#### Instruction
Pictures do not belong in the copy; quote every entry below exactly.

Extracted data start

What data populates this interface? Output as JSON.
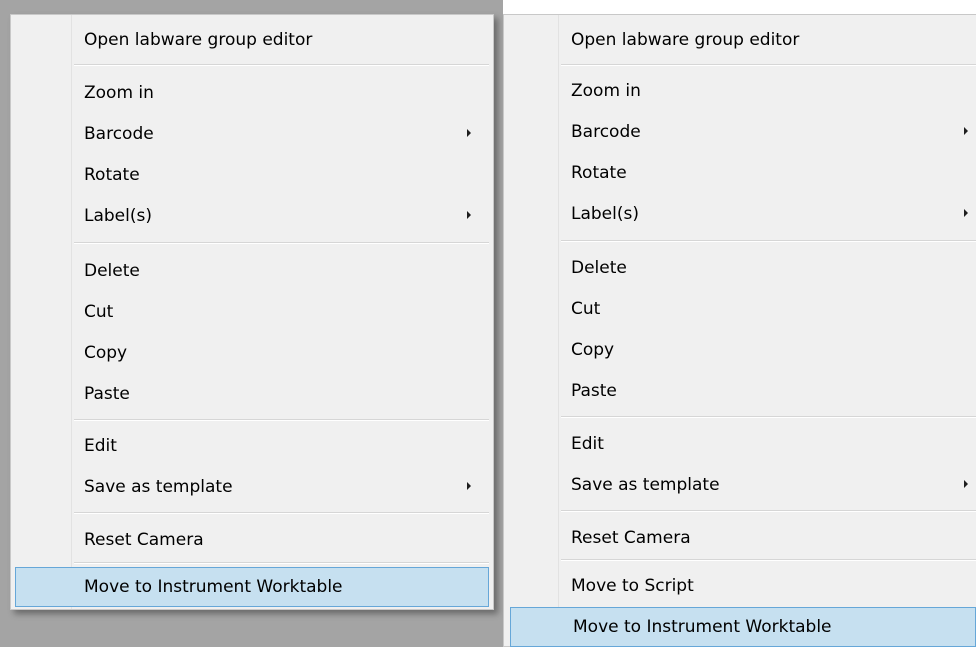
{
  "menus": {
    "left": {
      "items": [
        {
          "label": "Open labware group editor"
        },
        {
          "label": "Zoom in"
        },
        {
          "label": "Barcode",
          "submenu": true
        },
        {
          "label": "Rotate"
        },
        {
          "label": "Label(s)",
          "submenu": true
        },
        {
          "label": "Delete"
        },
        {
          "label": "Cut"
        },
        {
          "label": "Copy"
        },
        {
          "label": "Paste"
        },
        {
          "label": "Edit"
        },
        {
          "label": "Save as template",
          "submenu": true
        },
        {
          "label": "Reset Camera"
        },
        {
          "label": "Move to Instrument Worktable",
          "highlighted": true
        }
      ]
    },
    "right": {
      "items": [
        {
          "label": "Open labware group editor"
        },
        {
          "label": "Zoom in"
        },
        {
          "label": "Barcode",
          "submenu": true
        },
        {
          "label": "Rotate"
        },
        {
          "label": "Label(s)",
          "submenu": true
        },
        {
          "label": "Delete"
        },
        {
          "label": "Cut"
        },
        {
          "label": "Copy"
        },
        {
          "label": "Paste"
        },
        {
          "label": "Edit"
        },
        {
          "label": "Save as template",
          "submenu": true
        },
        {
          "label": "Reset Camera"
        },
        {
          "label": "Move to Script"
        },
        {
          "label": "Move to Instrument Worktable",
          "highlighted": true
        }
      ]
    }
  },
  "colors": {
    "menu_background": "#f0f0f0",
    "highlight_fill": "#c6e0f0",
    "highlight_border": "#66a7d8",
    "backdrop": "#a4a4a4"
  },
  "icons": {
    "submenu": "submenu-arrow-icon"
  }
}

Extracted data end

#### Written solution
What data populates this interface? Output as JSON.
{
  "menus": {
    "left": {
      "items": [
        {
          "label": "Open labware group editor"
        },
        {
          "label": "Zoom in"
        },
        {
          "label": "Barcode",
          "submenu": true
        },
        {
          "label": "Rotate"
        },
        {
          "label": "Label(s)",
          "submenu": true
        },
        {
          "label": "Delete"
        },
        {
          "label": "Cut"
        },
        {
          "label": "Copy"
        },
        {
          "label": "Paste"
        },
        {
          "label": "Edit"
        },
        {
          "label": "Save as template",
          "submenu": true
        },
        {
          "label": "Reset Camera"
        },
        {
          "label": "Move to Instrument Worktable",
          "highlighted": true
        }
      ]
    },
    "right": {
      "items": [
        {
          "label": "Open labware group editor"
        },
        {
          "label": "Zoom in"
        },
        {
          "label": "Barcode",
          "submenu": true
        },
        {
          "label": "Rotate"
        },
        {
          "label": "Label(s)",
          "submenu": true
        },
        {
          "label": "Delete"
        },
        {
          "label": "Cut"
        },
        {
          "label": "Copy"
        },
        {
          "label": "Paste"
        },
        {
          "label": "Edit"
        },
        {
          "label": "Save as template",
          "submenu": true
        },
        {
          "label": "Reset Camera"
        },
        {
          "label": "Move to Script"
        },
        {
          "label": "Move to Instrument Worktable",
          "highlighted": true
        }
      ]
    }
  },
  "colors": {
    "menu_background": "#f0f0f0",
    "highlight_fill": "#c6e0f0",
    "highlight_border": "#66a7d8",
    "backdrop": "#a4a4a4"
  },
  "icons": {
    "submenu": "submenu-arrow-icon"
  }
}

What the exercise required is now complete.